TASK INPUTS:
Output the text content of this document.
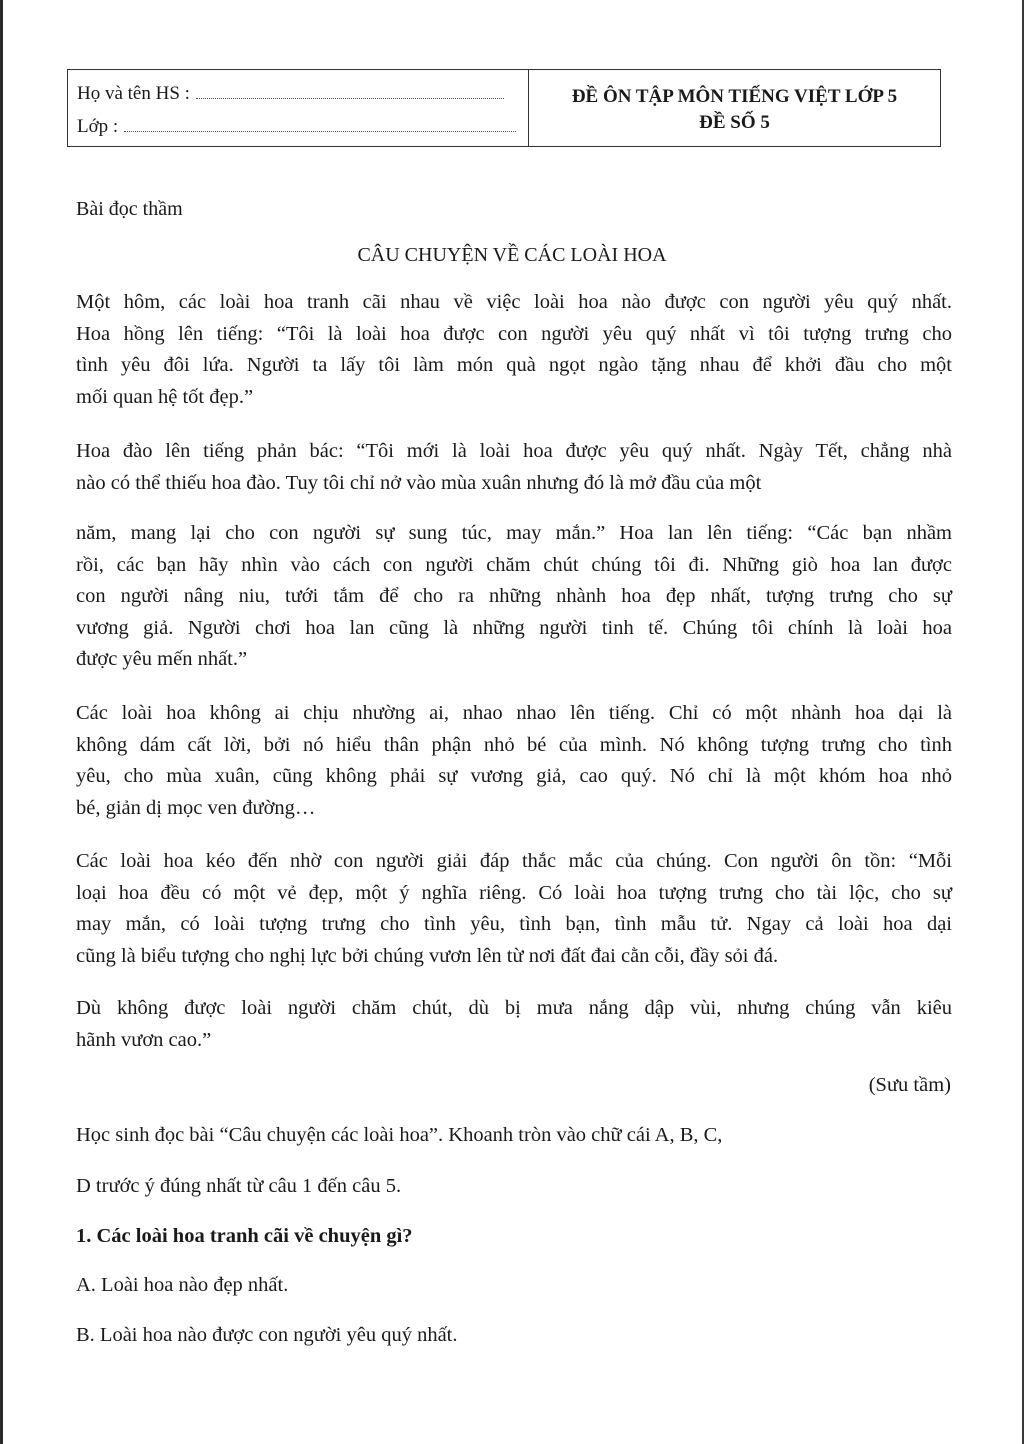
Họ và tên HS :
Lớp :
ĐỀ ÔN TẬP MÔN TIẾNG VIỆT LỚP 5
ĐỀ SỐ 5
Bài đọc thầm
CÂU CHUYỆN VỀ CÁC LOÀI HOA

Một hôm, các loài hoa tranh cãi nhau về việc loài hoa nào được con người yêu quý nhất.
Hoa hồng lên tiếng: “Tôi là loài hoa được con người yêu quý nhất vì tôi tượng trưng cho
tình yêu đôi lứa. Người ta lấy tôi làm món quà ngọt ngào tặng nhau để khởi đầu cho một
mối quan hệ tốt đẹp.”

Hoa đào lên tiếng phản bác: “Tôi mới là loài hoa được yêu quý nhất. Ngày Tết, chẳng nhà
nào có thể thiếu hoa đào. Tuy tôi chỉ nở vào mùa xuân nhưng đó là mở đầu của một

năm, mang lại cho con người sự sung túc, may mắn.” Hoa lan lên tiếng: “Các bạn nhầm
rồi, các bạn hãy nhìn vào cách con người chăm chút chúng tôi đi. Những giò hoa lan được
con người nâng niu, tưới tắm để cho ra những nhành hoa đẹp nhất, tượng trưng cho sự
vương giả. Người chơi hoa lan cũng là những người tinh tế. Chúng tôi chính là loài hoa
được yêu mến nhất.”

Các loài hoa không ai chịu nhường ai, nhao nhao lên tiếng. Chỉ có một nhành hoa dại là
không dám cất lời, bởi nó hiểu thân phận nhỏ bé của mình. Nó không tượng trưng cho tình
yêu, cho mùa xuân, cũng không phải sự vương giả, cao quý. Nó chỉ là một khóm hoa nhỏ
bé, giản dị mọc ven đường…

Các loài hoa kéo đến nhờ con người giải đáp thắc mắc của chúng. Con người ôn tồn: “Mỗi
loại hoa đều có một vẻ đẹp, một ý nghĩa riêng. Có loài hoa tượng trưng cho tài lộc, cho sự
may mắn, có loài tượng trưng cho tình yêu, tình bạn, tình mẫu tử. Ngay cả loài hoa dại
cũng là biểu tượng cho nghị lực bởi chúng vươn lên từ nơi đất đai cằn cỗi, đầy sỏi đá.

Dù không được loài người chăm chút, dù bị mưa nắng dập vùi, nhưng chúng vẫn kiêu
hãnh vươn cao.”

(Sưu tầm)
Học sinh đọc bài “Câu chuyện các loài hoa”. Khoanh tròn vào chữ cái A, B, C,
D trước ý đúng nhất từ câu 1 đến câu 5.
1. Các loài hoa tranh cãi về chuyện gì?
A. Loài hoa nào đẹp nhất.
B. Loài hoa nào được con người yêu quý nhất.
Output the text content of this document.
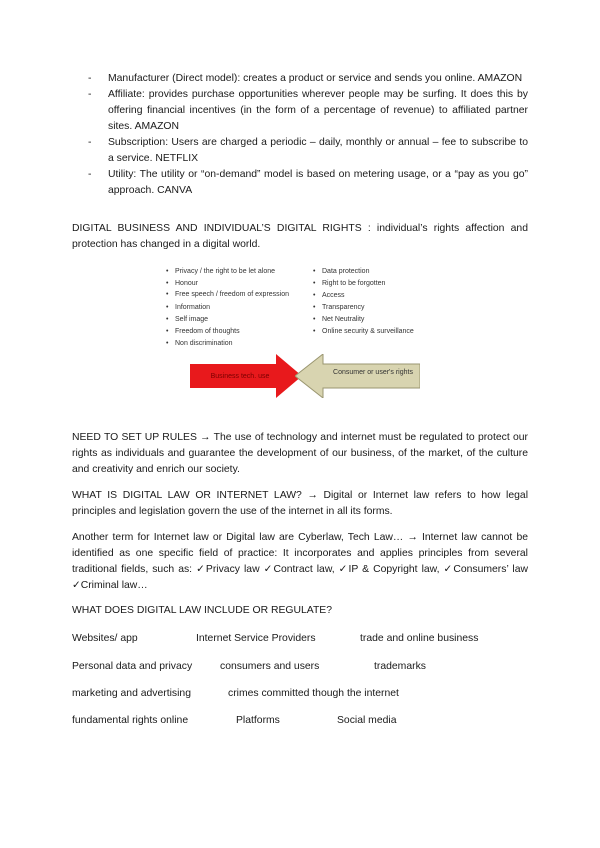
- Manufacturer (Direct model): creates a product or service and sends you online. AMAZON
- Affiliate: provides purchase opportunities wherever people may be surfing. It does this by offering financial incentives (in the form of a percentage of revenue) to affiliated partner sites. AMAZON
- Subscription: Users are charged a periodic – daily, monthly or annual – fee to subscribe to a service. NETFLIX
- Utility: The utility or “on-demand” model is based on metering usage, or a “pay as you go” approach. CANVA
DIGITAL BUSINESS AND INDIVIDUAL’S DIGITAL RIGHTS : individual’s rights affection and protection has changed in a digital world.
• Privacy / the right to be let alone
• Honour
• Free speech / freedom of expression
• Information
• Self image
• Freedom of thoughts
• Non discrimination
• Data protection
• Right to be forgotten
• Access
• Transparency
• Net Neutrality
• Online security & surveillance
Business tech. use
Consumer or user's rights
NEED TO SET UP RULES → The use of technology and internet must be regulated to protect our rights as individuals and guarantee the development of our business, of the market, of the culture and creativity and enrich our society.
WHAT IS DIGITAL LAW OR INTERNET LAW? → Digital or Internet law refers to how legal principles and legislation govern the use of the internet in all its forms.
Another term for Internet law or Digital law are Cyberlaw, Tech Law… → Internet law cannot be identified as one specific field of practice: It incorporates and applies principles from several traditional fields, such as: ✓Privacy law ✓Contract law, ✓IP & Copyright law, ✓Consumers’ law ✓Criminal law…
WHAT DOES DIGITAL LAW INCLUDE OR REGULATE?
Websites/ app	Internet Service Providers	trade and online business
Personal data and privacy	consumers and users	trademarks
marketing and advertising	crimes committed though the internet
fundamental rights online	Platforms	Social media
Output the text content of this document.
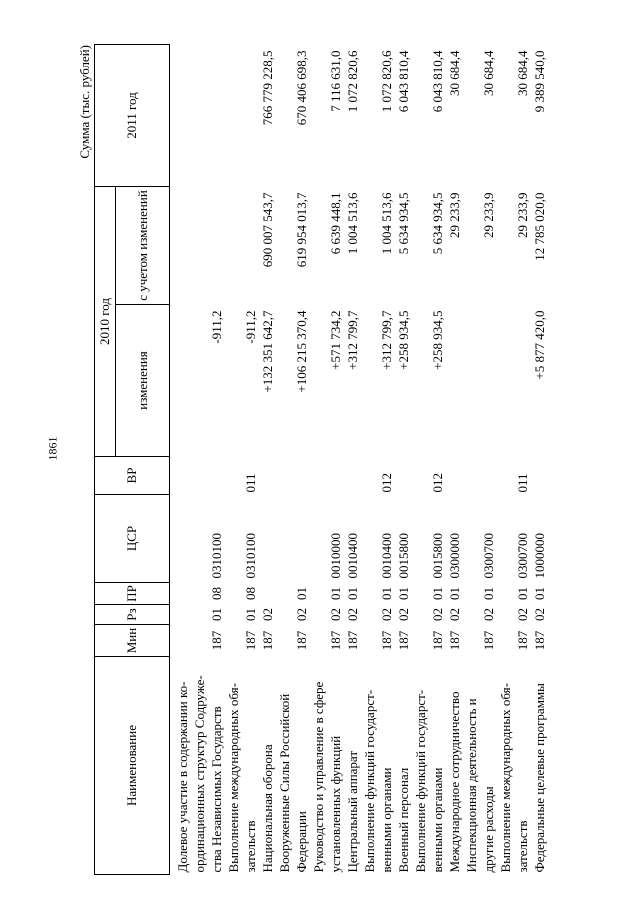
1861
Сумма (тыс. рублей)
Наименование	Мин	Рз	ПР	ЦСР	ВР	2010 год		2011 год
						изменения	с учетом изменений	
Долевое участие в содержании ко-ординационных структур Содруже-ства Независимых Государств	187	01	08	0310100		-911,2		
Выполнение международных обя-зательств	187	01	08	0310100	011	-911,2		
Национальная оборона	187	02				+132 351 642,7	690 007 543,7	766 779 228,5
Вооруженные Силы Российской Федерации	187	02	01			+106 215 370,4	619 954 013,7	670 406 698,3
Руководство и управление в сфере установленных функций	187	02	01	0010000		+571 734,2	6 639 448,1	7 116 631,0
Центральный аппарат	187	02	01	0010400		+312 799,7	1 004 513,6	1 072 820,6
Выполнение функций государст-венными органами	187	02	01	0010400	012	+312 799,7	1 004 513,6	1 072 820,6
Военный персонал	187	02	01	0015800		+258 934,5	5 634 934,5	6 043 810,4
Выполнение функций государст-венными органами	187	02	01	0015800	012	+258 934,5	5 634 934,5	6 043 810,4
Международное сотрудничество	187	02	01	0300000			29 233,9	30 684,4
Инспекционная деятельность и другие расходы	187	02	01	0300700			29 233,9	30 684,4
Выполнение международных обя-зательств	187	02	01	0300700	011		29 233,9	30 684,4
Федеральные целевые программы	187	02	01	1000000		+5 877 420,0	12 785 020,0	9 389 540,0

AIM OF THE TASK: Go through the data above and transcribe it in full, omitting any image.

SOLUTION TO THE EXERCISE:
Output the text content of this document.
Họ và tên HS :
Lớp :
ĐỀ ÔN TẬP MÔN TIẾNG VIỆT LỚP 5
ĐỀ SỐ 5
Bài đọc thầm
CÂU CHUYỆN VỀ CÁC LOÀI HOA

Một hôm, các loài hoa tranh cãi nhau về việc loài hoa nào được con người yêu quý nhất.
Hoa hồng lên tiếng: “Tôi là loài hoa được con người yêu quý nhất vì tôi tượng trưng cho
tình yêu đôi lứa. Người ta lấy tôi làm món quà ngọt ngào tặng nhau để khởi đầu cho một
mối quan hệ tốt đẹp.”

Hoa đào lên tiếng phản bác: “Tôi mới là loài hoa được yêu quý nhất. Ngày Tết, chẳng nhà
nào có thể thiếu hoa đào. Tuy tôi chỉ nở vào mùa xuân nhưng đó là mở đầu của một

năm, mang lại cho con người sự sung túc, may mắn.” Hoa lan lên tiếng: “Các bạn nhầm
rồi, các bạn hãy nhìn vào cách con người chăm chút chúng tôi đi. Những giò hoa lan được
con người nâng niu, tưới tắm để cho ra những nhành hoa đẹp nhất, tượng trưng cho sự
vương giả. Người chơi hoa lan cũng là những người tinh tế. Chúng tôi chính là loài hoa
được yêu mến nhất.”

Các loài hoa không ai chịu nhường ai, nhao nhao lên tiếng. Chỉ có một nhành hoa dại là
không dám cất lời, bởi nó hiểu thân phận nhỏ bé của mình. Nó không tượng trưng cho tình
yêu, cho mùa xuân, cũng không phải sự vương giả, cao quý. Nó chỉ là một khóm hoa nhỏ
bé, giản dị mọc ven đường…

Các loài hoa kéo đến nhờ con người giải đáp thắc mắc của chúng. Con người ôn tồn: “Mỗi
loại hoa đều có một vẻ đẹp, một ý nghĩa riêng. Có loài hoa tượng trưng cho tài lộc, cho sự
may mắn, có loài tượng trưng cho tình yêu, tình bạn, tình mẫu tử. Ngay cả loài hoa dại
cũng là biểu tượng cho nghị lực bởi chúng vươn lên từ nơi đất đai cằn cỗi, đầy sỏi đá.

Dù không được loài người chăm chút, dù bị mưa nắng dập vùi, nhưng chúng vẫn kiêu
hãnh vươn cao.”

(Sưu tầm)
Học sinh đọc bài “Câu chuyện các loài hoa”. Khoanh tròn vào chữ cái A, B, C,
D trước ý đúng nhất từ câu 1 đến câu 5.
1. Các loài hoa tranh cãi về chuyện gì?
A. Loài hoa nào đẹp nhất.
B. Loài hoa nào được con người yêu quý nhất.
Output the text content of this document.
- Manufacturer (Direct model): creates a product or service and sends you online. AMAZON
- Affiliate: provides purchase opportunities wherever people may be surfing. It does this by offering financial incentives (in the form of a percentage of revenue) to affiliated partner sites. AMAZON
- Subscription: Users are charged a periodic – daily, monthly or annual – fee to subscribe to a service. NETFLIX
- Utility: The utility or “on-demand” model is based on metering usage, or a “pay as you go” approach. CANVA
DIGITAL BUSINESS AND INDIVIDUAL’S DIGITAL RIGHTS : individual’s rights affection and protection has changed in a digital world.
• Privacy / the right to be let alone
• Honour
• Free speech / freedom of expression
• Information
• Self image
• Freedom of thoughts
• Non discrimination
• Data protection
• Right to be forgotten
• Access
• Transparency
• Net Neutrality
• Online security & surveillance
Business tech. use
Consumer or user's rights
NEED TO SET UP RULES → The use of technology and internet must be regulated to protect our rights as individuals and guarantee the development of our business, of the market, of the culture and creativity and enrich our society.
WHAT IS DIGITAL LAW OR INTERNET LAW? → Digital or Internet law refers to how legal principles and legislation govern the use of the internet in all its forms.
Another term for Internet law or Digital law are Cyberlaw, Tech Law… → Internet law cannot be identified as one specific field of practice: It incorporates and applies principles from several traditional fields, such as: ✓Privacy law ✓Contract law, ✓IP & Copyright law, ✓Consumers’ law ✓Criminal law…
WHAT DOES DIGITAL LAW INCLUDE OR REGULATE?
Websites/ app	Internet Service Providers	trade and online business
Personal data and privacy	consumers and users	trademarks
marketing and advertising	crimes committed though the internet
fundamental rights online	Platforms	Social media
Output the text content of this document.
1861
Сумма (тыс. рублей)
Наименование	Мин	Рз	ПР	ЦСР	ВР	2010 год		2011 год
						изменения	с учетом изменений	
Долевое участие в содержании ко-ординационных структур Содруже-ства Независимых Государств	187	01	08	0310100		-911,2		
Выполнение международных обя-зательств	187	01	08	0310100	011	-911,2		
Национальная оборона	187	02				+132 351 642,7	690 007 543,7	766 779 228,5
Вооруженные Силы Российской Федерации	187	02	01			+106 215 370,4	619 954 013,7	670 406 698,3
Руководство и управление в сфере установленных функций	187	02	01	0010000		+571 734,2	6 639 448,1	7 116 631,0
Центральный аппарат	187	02	01	0010400		+312 799,7	1 004 513,6	1 072 820,6
Выполнение функций государст-венными органами	187	02	01	0010400	012	+312 799,7	1 004 513,6	1 072 820,6
Военный персонал	187	02	01	0015800		+258 934,5	5 634 934,5	6 043 810,4
Выполнение функций государст-венными органами	187	02	01	0015800	012	+258 934,5	5 634 934,5	6 043 810,4
Международное сотрудничество	187	02	01	0300000			29 233,9	30 684,4
Инспекционная деятельность и другие расходы	187	02	01	0300700			29 233,9	30 684,4
Выполнение международных обя-зательств	187	02	01	0300700	011		29 233,9	30 684,4
Федеральные целевые программы	187	02	01	1000000		+5 877 420,0	12 785 020,0	9 389 540,0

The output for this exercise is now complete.